WHAT YOU HAVE TO DO
Pull every line of the entries that has the word "ylabel".

Collected data entries:
========

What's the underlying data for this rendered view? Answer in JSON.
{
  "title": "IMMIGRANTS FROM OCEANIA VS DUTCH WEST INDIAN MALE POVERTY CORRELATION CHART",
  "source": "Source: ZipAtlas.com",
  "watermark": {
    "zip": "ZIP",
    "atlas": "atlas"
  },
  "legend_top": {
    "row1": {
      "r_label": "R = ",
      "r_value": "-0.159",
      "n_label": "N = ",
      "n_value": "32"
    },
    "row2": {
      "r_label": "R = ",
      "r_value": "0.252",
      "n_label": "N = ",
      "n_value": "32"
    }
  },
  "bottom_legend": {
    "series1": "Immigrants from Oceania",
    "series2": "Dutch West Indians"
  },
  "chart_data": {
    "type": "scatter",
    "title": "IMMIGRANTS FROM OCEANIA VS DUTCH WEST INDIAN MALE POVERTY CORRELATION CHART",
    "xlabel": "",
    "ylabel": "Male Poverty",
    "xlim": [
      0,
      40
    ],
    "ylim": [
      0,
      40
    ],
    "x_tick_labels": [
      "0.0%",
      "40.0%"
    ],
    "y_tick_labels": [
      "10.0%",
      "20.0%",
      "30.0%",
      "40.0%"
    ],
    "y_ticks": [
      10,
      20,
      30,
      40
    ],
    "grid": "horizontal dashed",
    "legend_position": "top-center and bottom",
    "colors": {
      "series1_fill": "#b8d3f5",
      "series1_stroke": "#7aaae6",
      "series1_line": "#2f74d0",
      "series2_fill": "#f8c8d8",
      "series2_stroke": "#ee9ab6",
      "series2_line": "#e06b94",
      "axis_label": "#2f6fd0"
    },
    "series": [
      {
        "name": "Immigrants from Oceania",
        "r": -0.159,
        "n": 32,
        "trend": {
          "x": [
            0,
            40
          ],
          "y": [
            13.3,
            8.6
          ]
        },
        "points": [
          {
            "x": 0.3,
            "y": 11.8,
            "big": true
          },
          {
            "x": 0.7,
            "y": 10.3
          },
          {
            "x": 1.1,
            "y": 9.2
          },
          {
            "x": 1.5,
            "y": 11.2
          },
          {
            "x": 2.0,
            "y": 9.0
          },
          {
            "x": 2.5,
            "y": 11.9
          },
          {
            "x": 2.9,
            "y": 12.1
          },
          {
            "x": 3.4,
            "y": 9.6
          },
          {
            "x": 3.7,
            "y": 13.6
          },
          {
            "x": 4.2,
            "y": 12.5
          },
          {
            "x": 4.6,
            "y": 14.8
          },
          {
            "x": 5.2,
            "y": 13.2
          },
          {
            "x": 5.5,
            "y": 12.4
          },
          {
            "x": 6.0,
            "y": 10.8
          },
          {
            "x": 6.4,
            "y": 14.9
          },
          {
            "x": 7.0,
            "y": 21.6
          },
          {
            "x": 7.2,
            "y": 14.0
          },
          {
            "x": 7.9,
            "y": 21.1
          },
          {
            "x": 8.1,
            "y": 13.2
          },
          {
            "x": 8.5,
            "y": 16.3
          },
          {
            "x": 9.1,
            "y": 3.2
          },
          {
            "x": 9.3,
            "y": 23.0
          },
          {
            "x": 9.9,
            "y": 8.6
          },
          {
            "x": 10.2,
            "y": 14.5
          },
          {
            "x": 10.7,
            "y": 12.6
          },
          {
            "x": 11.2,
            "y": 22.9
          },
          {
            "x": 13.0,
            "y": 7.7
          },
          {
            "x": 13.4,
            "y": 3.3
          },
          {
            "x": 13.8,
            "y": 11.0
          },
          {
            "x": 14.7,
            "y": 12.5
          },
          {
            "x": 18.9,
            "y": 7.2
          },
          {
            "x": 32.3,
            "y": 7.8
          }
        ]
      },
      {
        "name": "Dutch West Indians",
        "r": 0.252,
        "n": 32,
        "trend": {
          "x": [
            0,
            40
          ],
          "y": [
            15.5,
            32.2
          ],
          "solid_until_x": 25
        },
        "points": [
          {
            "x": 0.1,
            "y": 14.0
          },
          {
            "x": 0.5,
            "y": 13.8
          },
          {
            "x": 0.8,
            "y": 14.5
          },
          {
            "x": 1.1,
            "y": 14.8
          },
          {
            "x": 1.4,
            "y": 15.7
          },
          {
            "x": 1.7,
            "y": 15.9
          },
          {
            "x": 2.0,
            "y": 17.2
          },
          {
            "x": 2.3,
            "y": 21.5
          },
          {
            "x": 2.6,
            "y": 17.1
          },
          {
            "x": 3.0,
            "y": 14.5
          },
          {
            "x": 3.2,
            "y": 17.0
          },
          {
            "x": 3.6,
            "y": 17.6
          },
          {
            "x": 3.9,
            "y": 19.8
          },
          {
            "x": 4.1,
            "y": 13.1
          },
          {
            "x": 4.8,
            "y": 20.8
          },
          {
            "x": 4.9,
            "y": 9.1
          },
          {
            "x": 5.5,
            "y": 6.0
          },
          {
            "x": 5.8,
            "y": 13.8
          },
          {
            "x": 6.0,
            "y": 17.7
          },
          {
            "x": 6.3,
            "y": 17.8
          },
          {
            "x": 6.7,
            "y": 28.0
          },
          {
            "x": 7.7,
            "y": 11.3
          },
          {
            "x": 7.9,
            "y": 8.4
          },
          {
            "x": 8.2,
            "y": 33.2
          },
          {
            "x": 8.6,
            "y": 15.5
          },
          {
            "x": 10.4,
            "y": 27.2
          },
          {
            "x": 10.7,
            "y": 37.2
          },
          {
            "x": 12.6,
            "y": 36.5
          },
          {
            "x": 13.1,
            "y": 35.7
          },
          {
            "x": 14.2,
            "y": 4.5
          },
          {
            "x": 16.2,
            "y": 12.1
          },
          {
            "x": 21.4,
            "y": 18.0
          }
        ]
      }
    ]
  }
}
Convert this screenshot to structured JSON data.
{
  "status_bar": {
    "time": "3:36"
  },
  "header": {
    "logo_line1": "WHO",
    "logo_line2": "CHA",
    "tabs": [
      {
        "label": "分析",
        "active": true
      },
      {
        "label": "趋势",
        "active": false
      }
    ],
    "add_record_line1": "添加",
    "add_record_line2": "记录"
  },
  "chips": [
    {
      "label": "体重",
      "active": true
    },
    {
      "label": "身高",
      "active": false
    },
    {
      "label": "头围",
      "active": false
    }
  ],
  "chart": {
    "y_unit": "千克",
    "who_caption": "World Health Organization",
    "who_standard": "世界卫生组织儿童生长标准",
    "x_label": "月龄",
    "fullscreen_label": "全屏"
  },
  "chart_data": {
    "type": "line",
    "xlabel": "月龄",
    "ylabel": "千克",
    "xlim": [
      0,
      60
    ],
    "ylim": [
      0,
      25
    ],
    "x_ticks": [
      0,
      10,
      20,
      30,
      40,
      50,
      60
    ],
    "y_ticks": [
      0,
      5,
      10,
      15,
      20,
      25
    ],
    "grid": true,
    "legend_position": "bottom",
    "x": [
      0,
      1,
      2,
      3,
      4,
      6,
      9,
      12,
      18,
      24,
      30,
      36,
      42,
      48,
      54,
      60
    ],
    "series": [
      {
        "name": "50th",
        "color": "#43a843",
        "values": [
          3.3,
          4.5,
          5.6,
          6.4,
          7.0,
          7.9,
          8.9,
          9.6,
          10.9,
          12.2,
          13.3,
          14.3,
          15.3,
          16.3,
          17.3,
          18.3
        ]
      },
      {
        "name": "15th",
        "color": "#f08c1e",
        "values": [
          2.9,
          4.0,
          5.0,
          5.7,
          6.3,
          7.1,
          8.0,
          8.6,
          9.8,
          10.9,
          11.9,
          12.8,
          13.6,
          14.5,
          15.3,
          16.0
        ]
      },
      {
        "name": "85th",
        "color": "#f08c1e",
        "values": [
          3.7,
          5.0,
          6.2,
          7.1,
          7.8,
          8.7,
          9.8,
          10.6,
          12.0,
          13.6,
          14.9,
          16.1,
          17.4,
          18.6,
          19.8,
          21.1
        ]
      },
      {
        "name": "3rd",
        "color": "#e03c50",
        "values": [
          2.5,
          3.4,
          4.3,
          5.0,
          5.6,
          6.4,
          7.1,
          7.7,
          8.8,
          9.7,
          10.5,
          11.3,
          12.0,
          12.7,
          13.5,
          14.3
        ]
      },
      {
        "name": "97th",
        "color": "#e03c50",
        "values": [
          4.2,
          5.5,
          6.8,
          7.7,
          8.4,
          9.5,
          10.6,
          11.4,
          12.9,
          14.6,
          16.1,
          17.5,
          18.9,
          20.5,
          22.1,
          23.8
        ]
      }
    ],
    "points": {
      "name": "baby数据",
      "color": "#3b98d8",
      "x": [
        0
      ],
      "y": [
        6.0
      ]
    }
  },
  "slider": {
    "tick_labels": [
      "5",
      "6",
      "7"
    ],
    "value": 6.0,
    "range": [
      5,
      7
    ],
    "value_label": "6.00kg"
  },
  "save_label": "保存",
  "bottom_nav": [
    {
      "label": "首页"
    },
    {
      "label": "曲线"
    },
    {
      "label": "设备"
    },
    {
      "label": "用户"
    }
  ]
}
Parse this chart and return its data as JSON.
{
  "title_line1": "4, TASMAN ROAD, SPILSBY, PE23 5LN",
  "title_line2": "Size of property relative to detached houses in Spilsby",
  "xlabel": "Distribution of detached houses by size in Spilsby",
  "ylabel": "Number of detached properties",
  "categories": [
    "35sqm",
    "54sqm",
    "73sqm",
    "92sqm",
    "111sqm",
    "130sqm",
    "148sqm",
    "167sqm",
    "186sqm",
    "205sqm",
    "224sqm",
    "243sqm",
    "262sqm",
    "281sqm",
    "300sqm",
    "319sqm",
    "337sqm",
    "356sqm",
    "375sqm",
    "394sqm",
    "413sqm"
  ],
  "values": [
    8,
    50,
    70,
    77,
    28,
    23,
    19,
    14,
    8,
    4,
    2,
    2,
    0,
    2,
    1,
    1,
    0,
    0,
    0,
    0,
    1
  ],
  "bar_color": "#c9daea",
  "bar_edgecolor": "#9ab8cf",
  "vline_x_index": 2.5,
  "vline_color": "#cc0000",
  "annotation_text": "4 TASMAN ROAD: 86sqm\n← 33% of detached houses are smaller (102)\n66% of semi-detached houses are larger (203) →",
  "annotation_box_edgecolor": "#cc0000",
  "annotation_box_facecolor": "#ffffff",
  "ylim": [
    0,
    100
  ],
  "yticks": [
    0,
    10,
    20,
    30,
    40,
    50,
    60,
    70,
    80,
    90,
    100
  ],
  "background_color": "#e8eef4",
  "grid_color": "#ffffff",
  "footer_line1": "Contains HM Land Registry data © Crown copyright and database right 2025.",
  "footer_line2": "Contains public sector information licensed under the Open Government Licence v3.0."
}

========

CORRECT ANSWER
    "ylabel": "Male Poverty",
    "ylabel": "千克",
  "ylabel": "Number of detached properties",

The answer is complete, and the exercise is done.